[[ Given records, beginning ]]
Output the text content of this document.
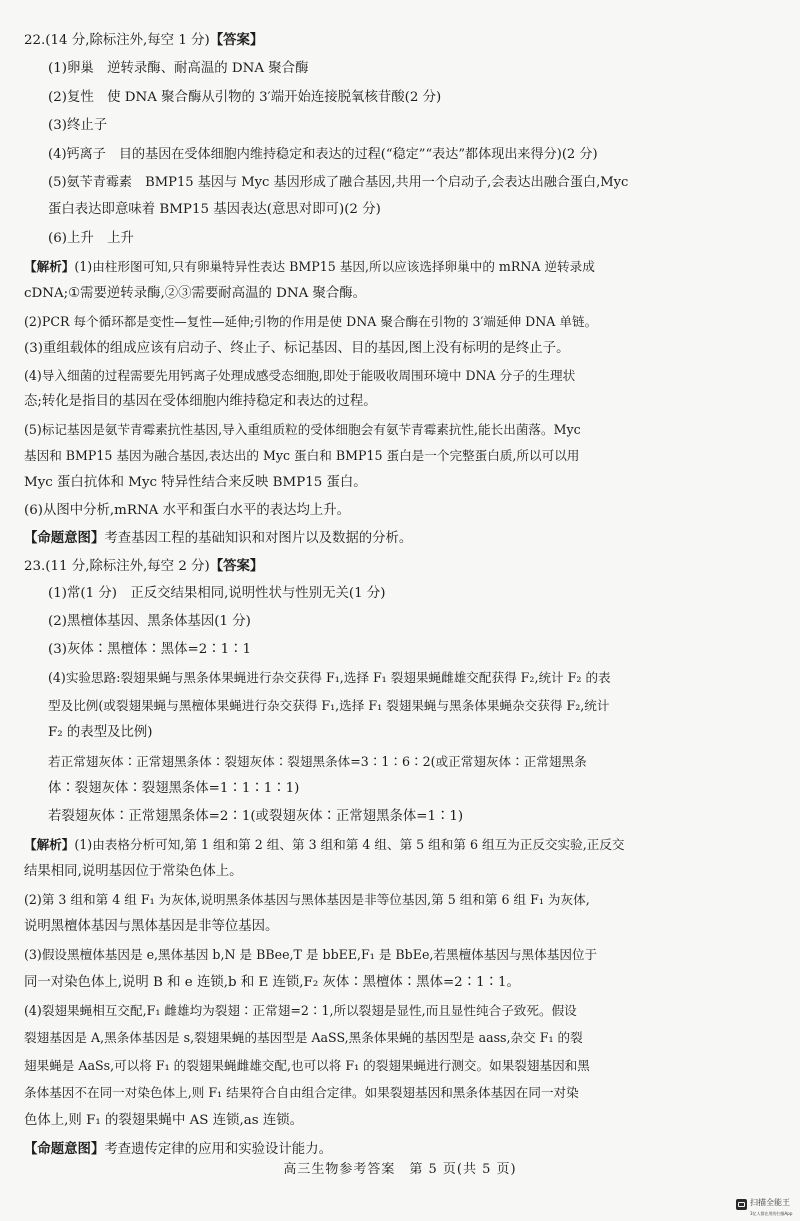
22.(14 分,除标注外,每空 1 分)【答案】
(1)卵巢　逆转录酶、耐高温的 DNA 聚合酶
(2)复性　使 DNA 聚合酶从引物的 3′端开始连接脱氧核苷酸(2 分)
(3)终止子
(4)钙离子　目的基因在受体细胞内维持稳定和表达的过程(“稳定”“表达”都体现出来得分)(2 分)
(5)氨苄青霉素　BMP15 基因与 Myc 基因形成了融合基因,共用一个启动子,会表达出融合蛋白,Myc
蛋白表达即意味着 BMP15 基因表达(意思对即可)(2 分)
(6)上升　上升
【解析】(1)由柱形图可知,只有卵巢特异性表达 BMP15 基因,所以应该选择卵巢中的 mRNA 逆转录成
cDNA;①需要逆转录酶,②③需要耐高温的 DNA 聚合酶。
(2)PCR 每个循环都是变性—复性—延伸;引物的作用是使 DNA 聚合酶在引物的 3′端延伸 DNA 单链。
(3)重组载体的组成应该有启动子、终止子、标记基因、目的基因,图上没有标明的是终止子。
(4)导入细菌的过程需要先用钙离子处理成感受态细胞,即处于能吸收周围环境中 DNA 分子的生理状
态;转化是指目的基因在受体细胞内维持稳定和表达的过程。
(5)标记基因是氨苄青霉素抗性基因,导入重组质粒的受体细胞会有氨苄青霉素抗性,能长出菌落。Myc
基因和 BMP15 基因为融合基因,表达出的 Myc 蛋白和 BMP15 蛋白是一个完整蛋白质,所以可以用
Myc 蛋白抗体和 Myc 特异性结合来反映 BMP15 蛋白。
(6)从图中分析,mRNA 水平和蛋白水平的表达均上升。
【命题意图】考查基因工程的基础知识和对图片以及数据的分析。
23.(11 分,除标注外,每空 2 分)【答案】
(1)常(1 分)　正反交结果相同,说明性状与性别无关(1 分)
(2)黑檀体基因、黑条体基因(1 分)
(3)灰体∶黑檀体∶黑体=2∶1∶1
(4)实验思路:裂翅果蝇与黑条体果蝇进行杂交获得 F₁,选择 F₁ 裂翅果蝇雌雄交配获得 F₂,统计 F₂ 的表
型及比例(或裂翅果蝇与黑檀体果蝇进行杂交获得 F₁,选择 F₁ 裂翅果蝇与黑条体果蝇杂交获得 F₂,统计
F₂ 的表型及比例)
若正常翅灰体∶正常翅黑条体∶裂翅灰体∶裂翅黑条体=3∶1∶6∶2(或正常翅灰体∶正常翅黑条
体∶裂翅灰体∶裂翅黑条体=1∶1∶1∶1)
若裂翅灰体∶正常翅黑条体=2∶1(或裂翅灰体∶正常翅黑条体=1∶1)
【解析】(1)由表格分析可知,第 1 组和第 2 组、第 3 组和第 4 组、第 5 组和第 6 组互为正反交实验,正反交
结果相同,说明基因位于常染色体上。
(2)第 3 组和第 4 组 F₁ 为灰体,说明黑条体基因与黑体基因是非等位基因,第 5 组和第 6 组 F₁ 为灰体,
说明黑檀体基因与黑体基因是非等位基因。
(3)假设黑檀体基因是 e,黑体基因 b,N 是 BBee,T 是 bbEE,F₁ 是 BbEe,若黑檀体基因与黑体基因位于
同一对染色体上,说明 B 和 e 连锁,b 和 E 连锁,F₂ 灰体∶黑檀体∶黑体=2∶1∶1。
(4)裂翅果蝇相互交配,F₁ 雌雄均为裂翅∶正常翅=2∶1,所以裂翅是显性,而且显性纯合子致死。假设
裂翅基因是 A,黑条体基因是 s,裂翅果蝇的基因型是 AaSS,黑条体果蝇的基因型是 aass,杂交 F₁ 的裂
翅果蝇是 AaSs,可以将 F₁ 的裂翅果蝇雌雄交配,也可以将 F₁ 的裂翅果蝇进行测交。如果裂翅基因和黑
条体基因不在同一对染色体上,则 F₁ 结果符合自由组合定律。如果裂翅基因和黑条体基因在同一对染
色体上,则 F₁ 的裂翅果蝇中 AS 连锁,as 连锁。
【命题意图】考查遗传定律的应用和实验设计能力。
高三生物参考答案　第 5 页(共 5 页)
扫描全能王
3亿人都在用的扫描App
[[ Given records, end ]]
[[ Given records, beginning ]]
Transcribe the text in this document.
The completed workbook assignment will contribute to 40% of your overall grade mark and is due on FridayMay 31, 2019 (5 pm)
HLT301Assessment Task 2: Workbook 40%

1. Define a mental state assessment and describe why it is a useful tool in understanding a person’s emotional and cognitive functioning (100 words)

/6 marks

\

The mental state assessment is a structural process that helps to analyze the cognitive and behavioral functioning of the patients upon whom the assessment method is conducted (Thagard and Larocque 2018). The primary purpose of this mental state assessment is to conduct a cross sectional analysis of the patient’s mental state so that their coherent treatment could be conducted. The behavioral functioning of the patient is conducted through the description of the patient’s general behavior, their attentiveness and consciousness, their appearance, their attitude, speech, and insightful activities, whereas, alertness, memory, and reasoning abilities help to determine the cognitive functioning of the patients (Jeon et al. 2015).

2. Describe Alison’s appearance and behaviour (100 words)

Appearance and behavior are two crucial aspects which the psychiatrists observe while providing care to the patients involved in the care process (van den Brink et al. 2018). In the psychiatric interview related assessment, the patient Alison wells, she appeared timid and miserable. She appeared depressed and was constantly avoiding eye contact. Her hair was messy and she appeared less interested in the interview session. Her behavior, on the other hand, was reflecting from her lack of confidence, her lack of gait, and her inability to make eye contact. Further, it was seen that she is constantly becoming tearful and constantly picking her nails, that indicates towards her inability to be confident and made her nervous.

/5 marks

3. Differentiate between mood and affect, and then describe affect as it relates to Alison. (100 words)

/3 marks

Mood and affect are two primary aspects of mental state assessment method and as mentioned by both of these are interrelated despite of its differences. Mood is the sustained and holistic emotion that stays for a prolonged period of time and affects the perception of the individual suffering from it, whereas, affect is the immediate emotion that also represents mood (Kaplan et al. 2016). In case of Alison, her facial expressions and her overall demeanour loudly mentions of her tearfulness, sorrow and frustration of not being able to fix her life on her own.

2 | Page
[[ Given records, end ]]
#### [Exercise brief]
Go through the material above and count the lines that include "text". Give the number alone.

#### [Answer box]
2